Problem statement
Please extract every line of the material below and reproduce each one without change.

-- Records for the task start --

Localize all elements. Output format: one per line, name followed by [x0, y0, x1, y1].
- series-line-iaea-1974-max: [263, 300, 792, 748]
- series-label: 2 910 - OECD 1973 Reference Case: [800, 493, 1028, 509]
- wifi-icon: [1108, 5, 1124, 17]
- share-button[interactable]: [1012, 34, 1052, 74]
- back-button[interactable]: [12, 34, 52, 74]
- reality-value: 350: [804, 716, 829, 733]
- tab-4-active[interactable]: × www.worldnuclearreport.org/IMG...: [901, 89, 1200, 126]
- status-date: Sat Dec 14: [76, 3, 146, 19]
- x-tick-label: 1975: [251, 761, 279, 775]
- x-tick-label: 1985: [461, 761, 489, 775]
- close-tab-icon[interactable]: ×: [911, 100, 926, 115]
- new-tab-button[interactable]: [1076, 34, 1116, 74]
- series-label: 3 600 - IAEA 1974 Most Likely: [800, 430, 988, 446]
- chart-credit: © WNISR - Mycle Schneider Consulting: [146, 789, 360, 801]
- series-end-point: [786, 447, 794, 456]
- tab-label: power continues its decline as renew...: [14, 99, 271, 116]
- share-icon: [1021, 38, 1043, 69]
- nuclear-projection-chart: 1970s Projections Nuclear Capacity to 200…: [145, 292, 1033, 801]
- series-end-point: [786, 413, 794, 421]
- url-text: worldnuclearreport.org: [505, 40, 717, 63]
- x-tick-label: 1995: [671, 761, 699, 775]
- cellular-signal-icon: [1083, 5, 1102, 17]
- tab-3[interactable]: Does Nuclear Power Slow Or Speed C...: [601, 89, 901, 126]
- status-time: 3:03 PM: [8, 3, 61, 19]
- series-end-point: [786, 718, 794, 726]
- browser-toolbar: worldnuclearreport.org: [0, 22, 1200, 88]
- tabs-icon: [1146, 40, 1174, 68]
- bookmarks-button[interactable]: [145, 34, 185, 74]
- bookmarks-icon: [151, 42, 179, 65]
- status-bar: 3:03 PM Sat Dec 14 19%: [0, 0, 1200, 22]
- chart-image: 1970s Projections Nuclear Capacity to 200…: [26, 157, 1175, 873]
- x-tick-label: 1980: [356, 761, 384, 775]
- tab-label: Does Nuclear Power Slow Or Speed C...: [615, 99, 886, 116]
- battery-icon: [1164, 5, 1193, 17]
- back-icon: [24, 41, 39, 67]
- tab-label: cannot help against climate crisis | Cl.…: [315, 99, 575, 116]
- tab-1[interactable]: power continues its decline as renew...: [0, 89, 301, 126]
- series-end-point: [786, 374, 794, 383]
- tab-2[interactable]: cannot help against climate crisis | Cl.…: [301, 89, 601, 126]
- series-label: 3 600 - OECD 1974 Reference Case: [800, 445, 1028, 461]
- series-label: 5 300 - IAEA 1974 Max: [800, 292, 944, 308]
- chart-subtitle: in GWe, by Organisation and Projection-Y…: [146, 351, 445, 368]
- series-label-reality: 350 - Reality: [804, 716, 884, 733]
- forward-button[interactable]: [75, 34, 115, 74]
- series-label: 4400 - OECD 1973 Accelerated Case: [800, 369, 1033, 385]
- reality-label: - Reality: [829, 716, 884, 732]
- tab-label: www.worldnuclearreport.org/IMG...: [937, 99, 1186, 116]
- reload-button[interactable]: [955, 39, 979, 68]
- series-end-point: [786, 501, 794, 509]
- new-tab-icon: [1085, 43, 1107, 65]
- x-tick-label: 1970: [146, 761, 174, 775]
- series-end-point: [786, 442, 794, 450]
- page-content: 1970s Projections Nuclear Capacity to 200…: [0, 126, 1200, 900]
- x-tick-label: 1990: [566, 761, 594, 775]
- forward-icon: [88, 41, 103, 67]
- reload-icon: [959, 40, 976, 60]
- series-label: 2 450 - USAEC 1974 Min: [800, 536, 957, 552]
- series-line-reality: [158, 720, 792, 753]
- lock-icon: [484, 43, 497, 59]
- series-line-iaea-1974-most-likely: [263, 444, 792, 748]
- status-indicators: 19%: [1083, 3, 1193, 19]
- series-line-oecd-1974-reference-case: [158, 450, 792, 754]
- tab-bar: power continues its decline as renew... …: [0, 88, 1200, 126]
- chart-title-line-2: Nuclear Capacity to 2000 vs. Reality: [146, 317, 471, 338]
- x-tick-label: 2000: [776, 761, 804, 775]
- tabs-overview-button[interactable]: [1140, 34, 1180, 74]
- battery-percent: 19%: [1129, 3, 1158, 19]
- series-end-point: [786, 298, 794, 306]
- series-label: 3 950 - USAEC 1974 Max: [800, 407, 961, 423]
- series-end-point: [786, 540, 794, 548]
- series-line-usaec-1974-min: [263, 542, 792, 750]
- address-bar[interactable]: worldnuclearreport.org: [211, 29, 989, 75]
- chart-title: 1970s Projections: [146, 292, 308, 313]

-- Records for the task end --

Expected answer
Localize all elements. Output format: one per line, name followed by [x0, y0, x1, y1].
- series-line-iaea-1974-max: [263, 300, 792, 748]
- series-label: 2 910 - OECD 1973 Reference Case: [800, 493, 1028, 509]
- wifi-icon: [1108, 5, 1124, 17]
- share-button[interactable]: [1012, 34, 1052, 74]
- back-button[interactable]: [12, 34, 52, 74]
- reality-value: 350: [804, 716, 829, 733]
- tab-4-active[interactable]: × www.worldnuclearreport.org/IMG...: [901, 89, 1200, 126]
- status-date: Sat Dec 14: [76, 3, 146, 19]
- x-tick-label: 1975: [251, 761, 279, 775]
- x-tick-label: 1985: [461, 761, 489, 775]
- close-tab-icon[interactable]: ×: [911, 100, 926, 115]
- new-tab-button[interactable]: [1076, 34, 1116, 74]
- series-label: 3 600 - IAEA 1974 Most Likely: [800, 430, 988, 446]
- chart-credit: © WNISR - Mycle Schneider Consulting: [146, 789, 360, 801]
- series-end-point: [786, 447, 794, 456]
- tab-label: power continues its decline as renew...: [14, 99, 271, 116]
- share-icon: [1021, 38, 1043, 69]
- nuclear-projection-chart: 1970s Projections Nuclear Capacity to 200…: [145, 292, 1033, 801]
- series-end-point: [786, 413, 794, 421]
- url-text: worldnuclearreport.org: [505, 40, 717, 63]
- x-tick-label: 1995: [671, 761, 699, 775]
- cellular-signal-icon: [1083, 5, 1102, 17]
- tab-3[interactable]: Does Nuclear Power Slow Or Speed C...: [601, 89, 901, 126]
- status-time: 3:03 PM: [8, 3, 61, 19]
- series-end-point: [786, 718, 794, 726]
- browser-toolbar: worldnuclearreport.org: [0, 22, 1200, 88]
- tabs-icon: [1146, 40, 1174, 68]
- bookmarks-button[interactable]: [145, 34, 185, 74]
- bookmarks-icon: [151, 42, 179, 65]
- status-bar: 3:03 PM Sat Dec 14 19%: [0, 0, 1200, 22]
- chart-image: 1970s Projections Nuclear Capacity to 200…: [26, 157, 1175, 873]
- x-tick-label: 1980: [356, 761, 384, 775]
- tab-label: Does Nuclear Power Slow Or Speed C...: [615, 99, 886, 116]
- battery-icon: [1164, 5, 1193, 17]
- back-icon: [24, 41, 39, 67]
- tab-label: cannot help against climate crisis | Cl.…: [315, 99, 575, 116]
- tab-1[interactable]: power continues its decline as renew...: [0, 89, 301, 126]
- series-end-point: [786, 374, 794, 383]
- tab-2[interactable]: cannot help against climate crisis | Cl.…: [301, 89, 601, 126]
- series-label: 3 600 - OECD 1974 Reference Case: [800, 445, 1028, 461]
- series-label: 5 300 - IAEA 1974 Max: [800, 292, 944, 308]
- chart-subtitle: in GWe, by Organisation and Projection-Y…: [146, 351, 445, 368]
- series-label-reality: 350 - Reality: [804, 716, 884, 733]
- forward-button[interactable]: [75, 34, 115, 74]
- series-label: 4400 - OECD 1973 Accelerated Case: [800, 369, 1033, 385]
- reality-label: - Reality: [829, 716, 884, 732]
- tab-label: www.worldnuclearreport.org/IMG...: [937, 99, 1186, 116]
- reload-button[interactable]: [955, 39, 979, 68]
- series-end-point: [786, 501, 794, 509]
- new-tab-icon: [1085, 43, 1107, 65]
- x-tick-label: 1970: [146, 761, 174, 775]
- series-end-point: [786, 442, 794, 450]
- page-content: 1970s Projections Nuclear Capacity to 200…: [0, 126, 1200, 900]
- x-tick-label: 1990: [566, 761, 594, 775]
- forward-icon: [88, 41, 103, 67]
- reload-icon: [959, 40, 976, 60]
- series-label: 2 450 - USAEC 1974 Min: [800, 536, 957, 552]
- series-line-reality: [158, 720, 792, 753]
- lock-icon: [484, 43, 497, 59]
- series-line-iaea-1974-most-likely: [263, 444, 792, 748]
- status-indicators: 19%: [1083, 3, 1193, 19]
- series-line-oecd-1974-reference-case: [158, 450, 792, 754]
- tab-bar: power continues its decline as renew... …: [0, 88, 1200, 126]
- chart-title-line-2: Nuclear Capacity to 2000 vs. Reality: [146, 317, 471, 338]
- x-tick-label: 2000: [776, 761, 804, 775]
- tabs-overview-button[interactable]: [1140, 34, 1180, 74]
- battery-percent: 19%: [1129, 3, 1158, 19]
- series-end-point: [786, 298, 794, 306]
- series-label: 3 950 - USAEC 1974 Max: [800, 407, 961, 423]
- series-end-point: [786, 540, 794, 548]
- series-line-usaec-1974-min: [263, 542, 792, 750]
- address-bar[interactable]: worldnuclearreport.org: [211, 29, 989, 75]
- chart-title: 1970s Projections: [146, 292, 308, 313]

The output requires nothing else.